Instructions for the task. Copy each line below that contains "Screen".

Stored data entries
(begin)
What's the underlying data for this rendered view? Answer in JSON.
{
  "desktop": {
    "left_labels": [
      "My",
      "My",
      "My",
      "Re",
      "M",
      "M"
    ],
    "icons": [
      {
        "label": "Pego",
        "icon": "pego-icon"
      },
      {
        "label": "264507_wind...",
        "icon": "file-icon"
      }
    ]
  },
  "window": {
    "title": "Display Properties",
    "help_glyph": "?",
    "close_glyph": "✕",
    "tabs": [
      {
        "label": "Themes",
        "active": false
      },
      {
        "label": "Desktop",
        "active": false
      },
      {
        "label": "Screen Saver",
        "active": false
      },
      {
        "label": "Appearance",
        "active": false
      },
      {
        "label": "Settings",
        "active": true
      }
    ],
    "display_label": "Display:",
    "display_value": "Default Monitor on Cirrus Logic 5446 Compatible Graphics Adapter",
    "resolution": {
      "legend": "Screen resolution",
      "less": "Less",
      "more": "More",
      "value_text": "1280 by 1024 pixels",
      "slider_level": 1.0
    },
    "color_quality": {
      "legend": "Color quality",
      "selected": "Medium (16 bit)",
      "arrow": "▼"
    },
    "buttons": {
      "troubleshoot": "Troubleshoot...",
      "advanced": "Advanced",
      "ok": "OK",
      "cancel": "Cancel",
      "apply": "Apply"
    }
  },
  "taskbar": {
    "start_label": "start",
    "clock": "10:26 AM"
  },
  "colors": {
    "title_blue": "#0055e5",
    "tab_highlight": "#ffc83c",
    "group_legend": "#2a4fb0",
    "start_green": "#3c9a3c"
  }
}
(end)
Exercise output.
        "label": "Screen Saver",
      "legend": "Screen resolution",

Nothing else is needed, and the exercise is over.